## WHAT YOU SHOULD DO
Repeat the material exactly, leaving nothing out.

## DATASET RECORDS
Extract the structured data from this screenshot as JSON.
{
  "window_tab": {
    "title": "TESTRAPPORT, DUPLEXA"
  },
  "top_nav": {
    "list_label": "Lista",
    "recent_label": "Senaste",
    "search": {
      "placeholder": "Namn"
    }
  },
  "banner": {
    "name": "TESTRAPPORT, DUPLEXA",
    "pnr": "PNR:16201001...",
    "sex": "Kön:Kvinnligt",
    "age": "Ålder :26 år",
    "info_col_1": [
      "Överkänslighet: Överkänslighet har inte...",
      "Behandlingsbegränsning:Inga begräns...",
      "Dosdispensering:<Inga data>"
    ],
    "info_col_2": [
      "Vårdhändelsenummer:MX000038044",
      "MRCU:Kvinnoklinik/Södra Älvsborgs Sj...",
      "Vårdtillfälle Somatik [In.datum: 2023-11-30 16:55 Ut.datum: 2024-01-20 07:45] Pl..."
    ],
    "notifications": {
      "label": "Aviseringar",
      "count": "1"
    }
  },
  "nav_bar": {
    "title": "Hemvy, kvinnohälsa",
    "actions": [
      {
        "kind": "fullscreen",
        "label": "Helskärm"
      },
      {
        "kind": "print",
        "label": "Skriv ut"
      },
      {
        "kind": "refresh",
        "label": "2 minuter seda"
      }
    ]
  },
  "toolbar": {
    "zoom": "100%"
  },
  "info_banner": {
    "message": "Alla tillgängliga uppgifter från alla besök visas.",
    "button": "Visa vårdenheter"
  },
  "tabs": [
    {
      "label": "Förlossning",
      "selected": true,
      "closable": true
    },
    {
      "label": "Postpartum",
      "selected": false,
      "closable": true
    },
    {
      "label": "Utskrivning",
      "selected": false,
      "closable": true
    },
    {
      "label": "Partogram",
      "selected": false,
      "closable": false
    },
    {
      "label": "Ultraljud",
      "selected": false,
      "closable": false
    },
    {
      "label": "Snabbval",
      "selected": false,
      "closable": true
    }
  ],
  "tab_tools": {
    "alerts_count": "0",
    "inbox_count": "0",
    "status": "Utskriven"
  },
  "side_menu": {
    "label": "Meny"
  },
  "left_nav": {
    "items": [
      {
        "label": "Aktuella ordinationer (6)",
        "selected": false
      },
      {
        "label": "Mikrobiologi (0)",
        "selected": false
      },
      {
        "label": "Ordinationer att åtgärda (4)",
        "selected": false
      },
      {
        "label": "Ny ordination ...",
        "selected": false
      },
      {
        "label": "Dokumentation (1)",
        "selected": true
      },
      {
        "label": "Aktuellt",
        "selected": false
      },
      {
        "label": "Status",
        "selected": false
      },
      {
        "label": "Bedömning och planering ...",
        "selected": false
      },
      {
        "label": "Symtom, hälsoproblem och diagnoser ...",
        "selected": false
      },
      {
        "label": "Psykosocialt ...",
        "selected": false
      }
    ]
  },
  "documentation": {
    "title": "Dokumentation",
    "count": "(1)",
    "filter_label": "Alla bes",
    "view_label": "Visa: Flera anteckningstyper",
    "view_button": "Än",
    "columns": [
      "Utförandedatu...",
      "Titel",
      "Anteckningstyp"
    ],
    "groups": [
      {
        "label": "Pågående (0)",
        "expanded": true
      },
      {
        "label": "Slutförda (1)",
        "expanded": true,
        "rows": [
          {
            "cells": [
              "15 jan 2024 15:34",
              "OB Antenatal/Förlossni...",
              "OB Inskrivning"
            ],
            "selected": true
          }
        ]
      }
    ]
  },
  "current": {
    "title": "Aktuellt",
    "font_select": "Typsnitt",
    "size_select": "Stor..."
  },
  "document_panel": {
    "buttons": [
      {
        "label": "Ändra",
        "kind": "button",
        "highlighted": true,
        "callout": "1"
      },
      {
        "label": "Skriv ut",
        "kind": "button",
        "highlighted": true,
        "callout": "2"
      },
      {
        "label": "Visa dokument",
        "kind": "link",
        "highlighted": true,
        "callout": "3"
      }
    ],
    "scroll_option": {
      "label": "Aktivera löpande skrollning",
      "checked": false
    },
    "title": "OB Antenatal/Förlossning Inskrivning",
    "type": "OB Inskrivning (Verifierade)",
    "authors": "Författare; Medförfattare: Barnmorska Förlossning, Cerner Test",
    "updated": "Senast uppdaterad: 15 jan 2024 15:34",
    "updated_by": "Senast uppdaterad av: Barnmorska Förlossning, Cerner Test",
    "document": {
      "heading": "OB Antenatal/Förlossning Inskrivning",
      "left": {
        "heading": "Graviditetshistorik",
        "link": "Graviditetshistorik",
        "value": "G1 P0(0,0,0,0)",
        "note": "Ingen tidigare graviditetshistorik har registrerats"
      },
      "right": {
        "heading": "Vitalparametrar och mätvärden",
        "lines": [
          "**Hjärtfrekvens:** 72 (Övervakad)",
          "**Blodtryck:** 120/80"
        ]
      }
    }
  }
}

## PROBLEM SOLUTION
Extract the structured data from this screenshot as JSON.
{
  "window_tab": {
    "title": "TESTRAPPORT, DUPLEXA"
  },
  "top_nav": {
    "list_label": "Lista",
    "recent_label": "Senaste",
    "search": {
      "placeholder": "Namn"
    }
  },
  "banner": {
    "name": "TESTRAPPORT, DUPLEXA",
    "pnr": "PNR:16201001...",
    "sex": "Kön:Kvinnligt",
    "age": "Ålder :26 år",
    "info_col_1": [
      "Överkänslighet: Överkänslighet har inte...",
      "Behandlingsbegränsning:Inga begräns...",
      "Dosdispensering:<Inga data>"
    ],
    "info_col_2": [
      "Vårdhändelsenummer:MX000038044",
      "MRCU:Kvinnoklinik/Södra Älvsborgs Sj...",
      "Vårdtillfälle Somatik [In.datum: 2023-11-30 16:55 Ut.datum: 2024-01-20 07:45] Pl..."
    ],
    "notifications": {
      "label": "Aviseringar",
      "count": "1"
    }
  },
  "nav_bar": {
    "title": "Hemvy, kvinnohälsa",
    "actions": [
      {
        "kind": "fullscreen",
        "label": "Helskärm"
      },
      {
        "kind": "print",
        "label": "Skriv ut"
      },
      {
        "kind": "refresh",
        "label": "2 minuter seda"
      }
    ]
  },
  "toolbar": {
    "zoom": "100%"
  },
  "info_banner": {
    "message": "Alla tillgängliga uppgifter från alla besök visas.",
    "button": "Visa vårdenheter"
  },
  "tabs": [
    {
      "label": "Förlossning",
      "selected": true,
      "closable": true
    },
    {
      "label": "Postpartum",
      "selected": false,
      "closable": true
    },
    {
      "label": "Utskrivning",
      "selected": false,
      "closable": true
    },
    {
      "label": "Partogram",
      "selected": false,
      "closable": false
    },
    {
      "label": "Ultraljud",
      "selected": false,
      "closable": false
    },
    {
      "label": "Snabbval",
      "selected": false,
      "closable": true
    }
  ],
  "tab_tools": {
    "alerts_count": "0",
    "inbox_count": "0",
    "status": "Utskriven"
  },
  "side_menu": {
    "label": "Meny"
  },
  "left_nav": {
    "items": [
      {
        "label": "Aktuella ordinationer (6)",
        "selected": false
      },
      {
        "label": "Mikrobiologi (0)",
        "selected": false
      },
      {
        "label": "Ordinationer att åtgärda (4)",
        "selected": false
      },
      {
        "label": "Ny ordination ...",
        "selected": false
      },
      {
        "label": "Dokumentation (1)",
        "selected": true
      },
      {
        "label": "Aktuellt",
        "selected": false
      },
      {
        "label": "Status",
        "selected": false
      },
      {
        "label": "Bedömning och planering ...",
        "selected": false
      },
      {
        "label": "Symtom, hälsoproblem och diagnoser ...",
        "selected": false
      },
      {
        "label": "Psykosocialt ...",
        "selected": false
      }
    ]
  },
  "documentation": {
    "title": "Dokumentation",
    "count": "(1)",
    "filter_label": "Alla bes",
    "view_label": "Visa: Flera anteckningstyper",
    "view_button": "Än",
    "columns": [
      "Utförandedatu...",
      "Titel",
      "Anteckningstyp"
    ],
    "groups": [
      {
        "label": "Pågående (0)",
        "expanded": true
      },
      {
        "label": "Slutförda (1)",
        "expanded": true,
        "rows": [
          {
            "cells": [
              "15 jan 2024 15:34",
              "OB Antenatal/Förlossni...",
              "OB Inskrivning"
            ],
            "selected": true
          }
        ]
      }
    ]
  },
  "current": {
    "title": "Aktuellt",
    "font_select": "Typsnitt",
    "size_select": "Stor..."
  },
  "document_panel": {
    "buttons": [
      {
        "label": "Ändra",
        "kind": "button",
        "highlighted": true,
        "callout": "1"
      },
      {
        "label": "Skriv ut",
        "kind": "button",
        "highlighted": true,
        "callout": "2"
      },
      {
        "label": "Visa dokument",
        "kind": "link",
        "highlighted": true,
        "callout": "3"
      }
    ],
    "scroll_option": {
      "label": "Aktivera löpande skrollning",
      "checked": false
    },
    "title": "OB Antenatal/Förlossning Inskrivning",
    "type": "OB Inskrivning (Verifierade)",
    "authors": "Författare; Medförfattare: Barnmorska Förlossning, Cerner Test",
    "updated": "Senast uppdaterad: 15 jan 2024 15:34",
    "updated_by": "Senast uppdaterad av: Barnmorska Förlossning, Cerner Test",
    "document": {
      "heading": "OB Antenatal/Förlossning Inskrivning",
      "left": {
        "heading": "Graviditetshistorik",
        "link": "Graviditetshistorik",
        "value": "G1 P0(0,0,0,0)",
        "note": "Ingen tidigare graviditetshistorik har registrerats"
      },
      "right": {
        "heading": "Vitalparametrar och mätvärden",
        "lines": [
          "**Hjärtfrekvens:** 72 (Övervakad)",
          "**Blodtryck:** 120/80"
        ]
      }
    }
  }
}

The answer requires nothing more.